Challenge: Quote the records that follow in full, leaving the pictures out.

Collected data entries
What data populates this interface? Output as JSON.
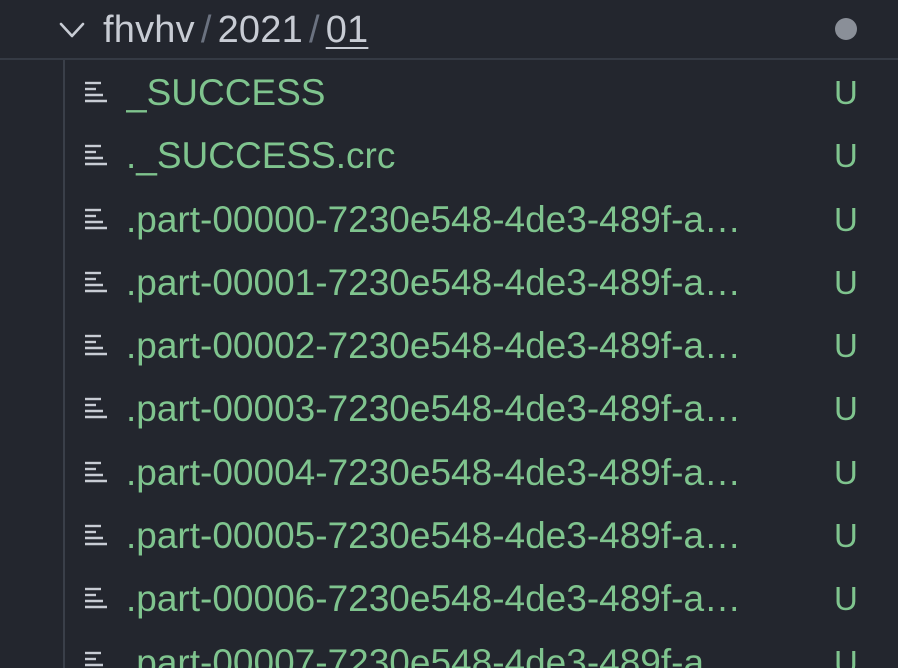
{
  "folder": {
    "breadcrumb": [
      "fhvhv",
      "2021",
      "01"
    ],
    "separator": "/",
    "expanded": true,
    "chevron_icon": "chevron-down-icon",
    "has_unsaved_indicator": true
  },
  "colors": {
    "background": "#23262e",
    "untracked_green": "#7fc48e",
    "breadcrumb_text": "#c8ccd4",
    "dot_gray": "#8a8f98"
  },
  "files": [
    {
      "name": "_SUCCESS",
      "status": "U",
      "icon": "file-lines-icon"
    },
    {
      "name": "._SUCCESS.crc",
      "status": "U",
      "icon": "file-lines-icon"
    },
    {
      "name": ".part-00000-7230e548-4de3-489f-a…",
      "status": "U",
      "icon": "file-lines-icon"
    },
    {
      "name": ".part-00001-7230e548-4de3-489f-a…",
      "status": "U",
      "icon": "file-lines-icon"
    },
    {
      "name": ".part-00002-7230e548-4de3-489f-a…",
      "status": "U",
      "icon": "file-lines-icon"
    },
    {
      "name": ".part-00003-7230e548-4de3-489f-a…",
      "status": "U",
      "icon": "file-lines-icon"
    },
    {
      "name": ".part-00004-7230e548-4de3-489f-a…",
      "status": "U",
      "icon": "file-lines-icon"
    },
    {
      "name": ".part-00005-7230e548-4de3-489f-a…",
      "status": "U",
      "icon": "file-lines-icon"
    },
    {
      "name": ".part-00006-7230e548-4de3-489f-a…",
      "status": "U",
      "icon": "file-lines-icon"
    },
    {
      "name": ".part-00007-7230e548-4de3-489f-a…",
      "status": "U",
      "icon": "file-lines-icon"
    }
  ]
}
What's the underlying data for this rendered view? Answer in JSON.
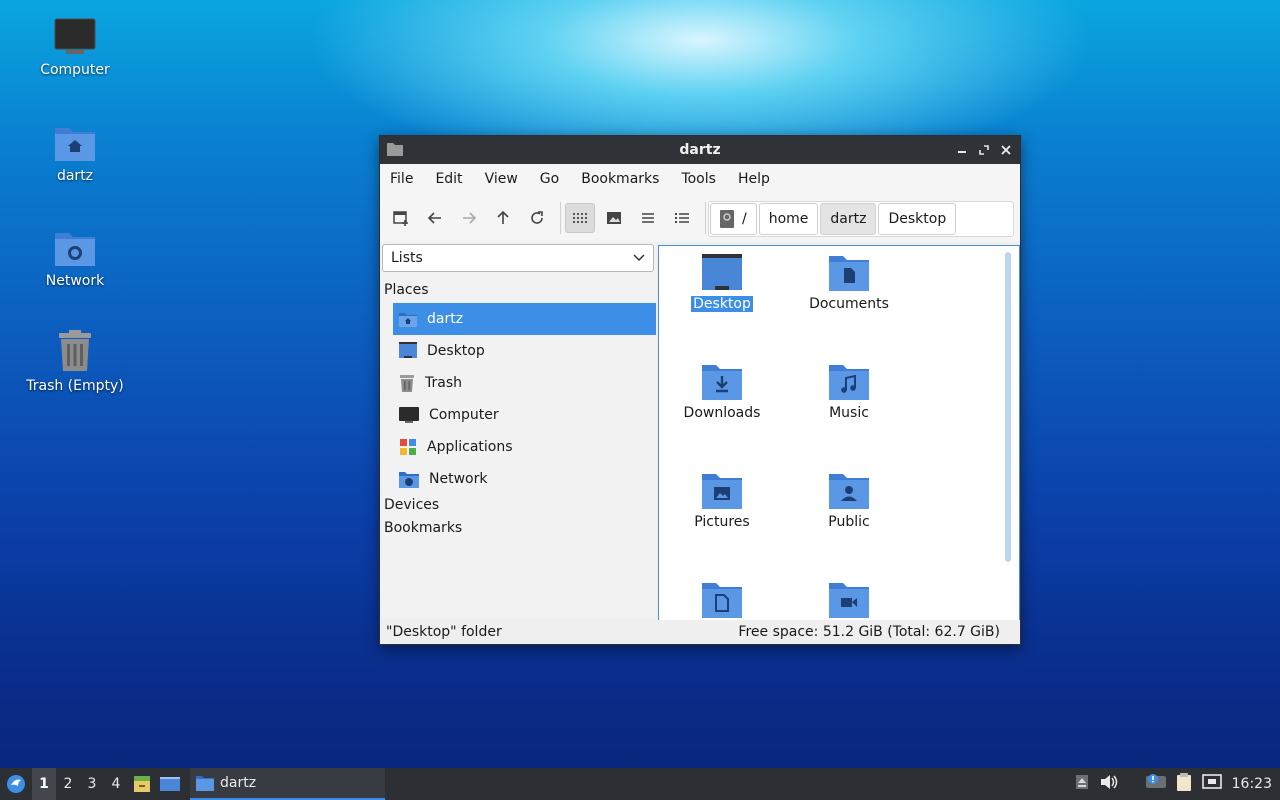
{
  "desktop": {
    "icons": [
      {
        "label": "Computer"
      },
      {
        "label": "dartz"
      },
      {
        "label": "Network"
      },
      {
        "label": "Trash (Empty)"
      }
    ]
  },
  "window": {
    "title": "dartz",
    "menu": [
      "File",
      "Edit",
      "View",
      "Go",
      "Bookmarks",
      "Tools",
      "Help"
    ],
    "path": [
      "/",
      "home",
      "dartz",
      "Desktop"
    ],
    "sidebar": {
      "select_value": "Lists",
      "places_header": "Places",
      "places": [
        "dartz",
        "Desktop",
        "Trash",
        "Computer",
        "Applications",
        "Network"
      ],
      "devices_header": "Devices",
      "bookmarks_header": "Bookmarks"
    },
    "files": [
      "Desktop",
      "Documents",
      "Downloads",
      "Music",
      "Pictures",
      "Public"
    ],
    "status_left": "\"Desktop\" folder",
    "status_right": "Free space: 51.2 GiB (Total: 62.7 GiB)"
  },
  "taskbar": {
    "workspaces": [
      "1",
      "2",
      "3",
      "4"
    ],
    "task_label": "dartz",
    "clock": "16:23"
  },
  "colors": {
    "accent": "#3d8ee6",
    "folder": "#4a86d8",
    "titlebar": "#2f3338",
    "taskbar": "#2c2f33"
  }
}
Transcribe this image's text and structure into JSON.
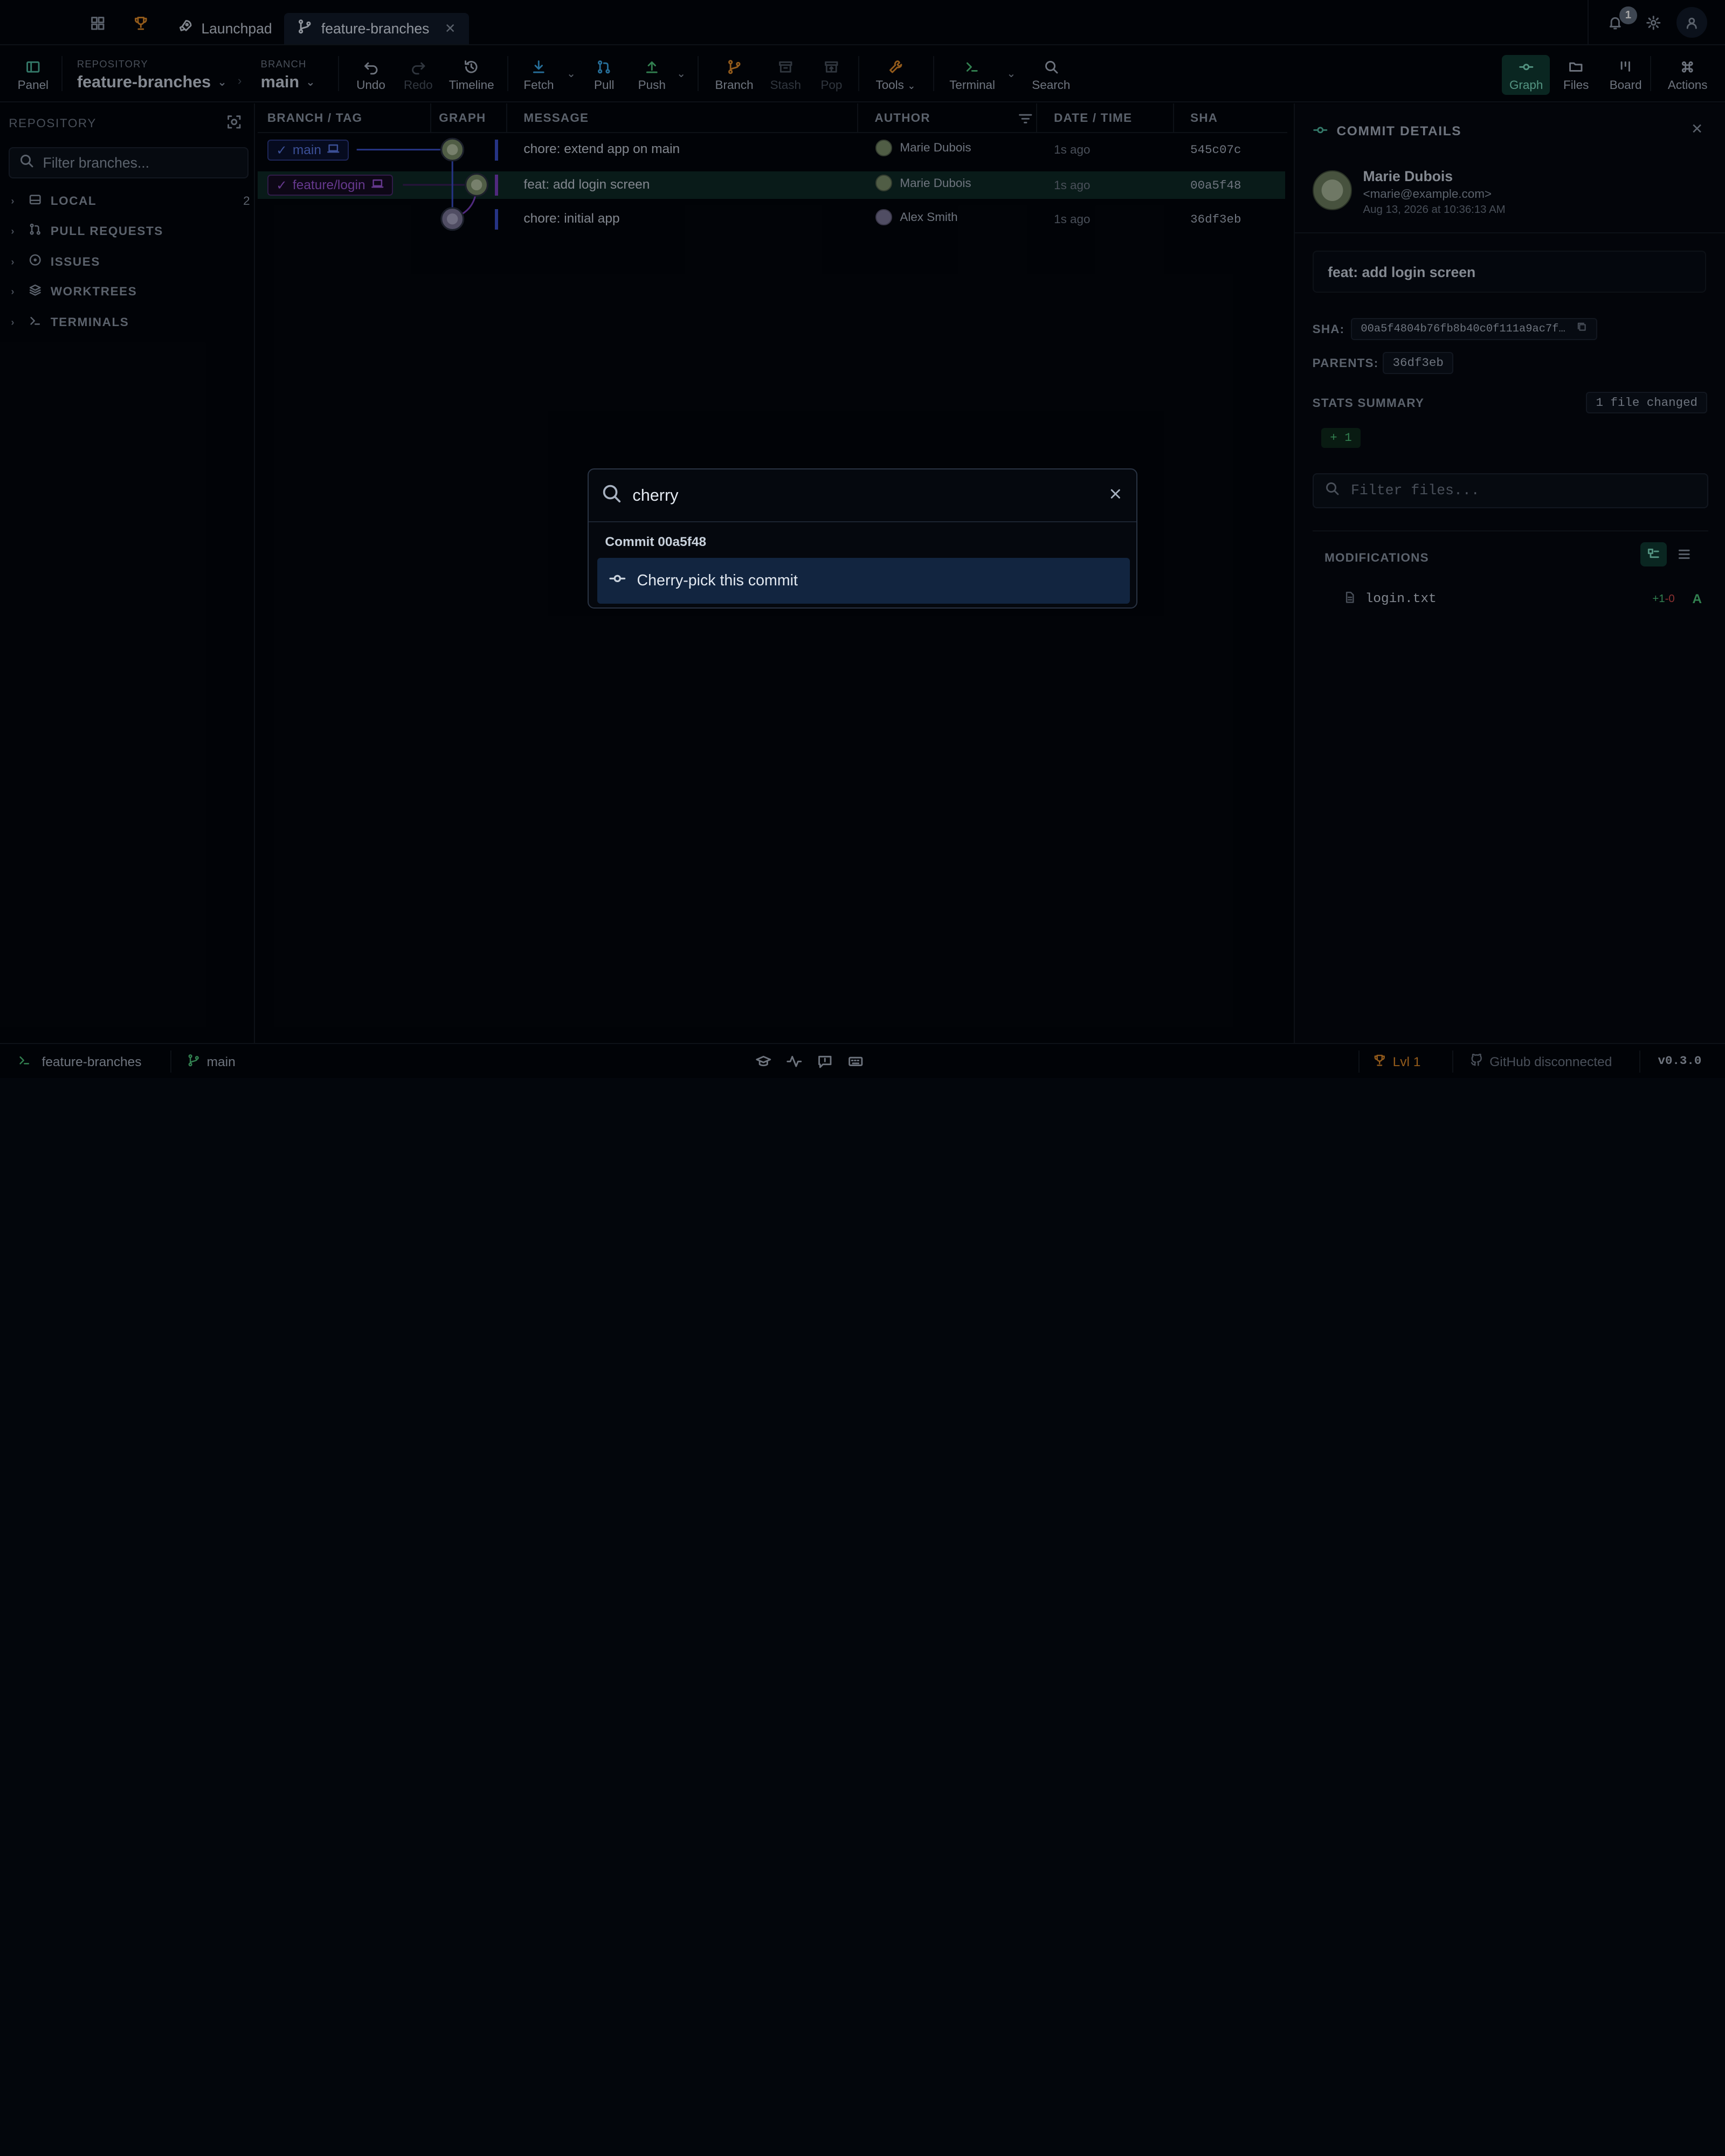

Task result:
What data populates this interface? Output as JSON.
{
  "folder": {
    "breadcrumb": [
      "fhvhv",
      "2021",
      "01"
    ],
    "separator": "/",
    "expanded": true,
    "chevron_icon": "chevron-down-icon",
    "has_unsaved_indicator": true
  },
  "colors": {
    "background": "#23262e",
    "untracked_green": "#7fc48e",
    "breadcrumb_text": "#c8ccd4",
    "dot_gray": "#8a8f98"
  },
  "files": [
    {
      "name": "_SUCCESS",
      "status": "U",
      "icon": "file-lines-icon"
    },
    {
      "name": "._SUCCESS.crc",
      "status": "U",
      "icon": "file-lines-icon"
    },
    {
      "name": ".part-00000-7230e548-4de3-489f-a…",
      "status": "U",
      "icon": "file-lines-icon"
    },
    {
      "name": ".part-00001-7230e548-4de3-489f-a…",
      "status": "U",
      "icon": "file-lines-icon"
    },
    {
      "name": ".part-00002-7230e548-4de3-489f-a…",
      "status": "U",
      "icon": "file-lines-icon"
    },
    {
      "name": ".part-00003-7230e548-4de3-489f-a…",
      "status": "U",
      "icon": "file-lines-icon"
    },
    {
      "name": ".part-00004-7230e548-4de3-489f-a…",
      "status": "U",
      "icon": "file-lines-icon"
    },
    {
      "name": ".part-00005-7230e548-4de3-489f-a…",
      "status": "U",
      "icon": "file-lines-icon"
    },
    {
      "name": ".part-00006-7230e548-4de3-489f-a…",
      "status": "U",
      "icon": "file-lines-icon"
    },
    {
      "name": ".part-00007-7230e548-4de3-489f-a…",
      "status": "U",
      "icon": "file-lines-icon"
    }
  ]
}
What's the underlying data for this rendered view? Answer in JSON.
{
  "desktop": {
    "icons": [
      {
        "label": "Computer"
      },
      {
        "label": "dartz"
      },
      {
        "label": "Network"
      },
      {
        "label": "Trash (Empty)"
      }
    ]
  },
  "window": {
    "title": "dartz",
    "menu": [
      "File",
      "Edit",
      "View",
      "Go",
      "Bookmarks",
      "Tools",
      "Help"
    ],
    "path": [
      "/",
      "home",
      "dartz",
      "Desktop"
    ],
    "sidebar": {
      "select_value": "Lists",
      "places_header": "Places",
      "places": [
        "dartz",
        "Desktop",
        "Trash",
        "Computer",
        "Applications",
        "Network"
      ],
      "devices_header": "Devices",
      "bookmarks_header": "Bookmarks"
    },
    "files": [
      "Desktop",
      "Documents",
      "Downloads",
      "Music",
      "Pictures",
      "Public"
    ],
    "status_left": "\"Desktop\" folder",
    "status_right": "Free space: 51.2 GiB (Total: 62.7 GiB)"
  },
  "taskbar": {
    "workspaces": [
      "1",
      "2",
      "3",
      "4"
    ],
    "task_label": "dartz",
    "clock": "16:23"
  },
  "colors": {
    "accent": "#3d8ee6",
    "folder": "#4a86d8",
    "titlebar": "#2f3338",
    "taskbar": "#2c2f33"
  }
}
Transcribe this image's text and structure into JSON.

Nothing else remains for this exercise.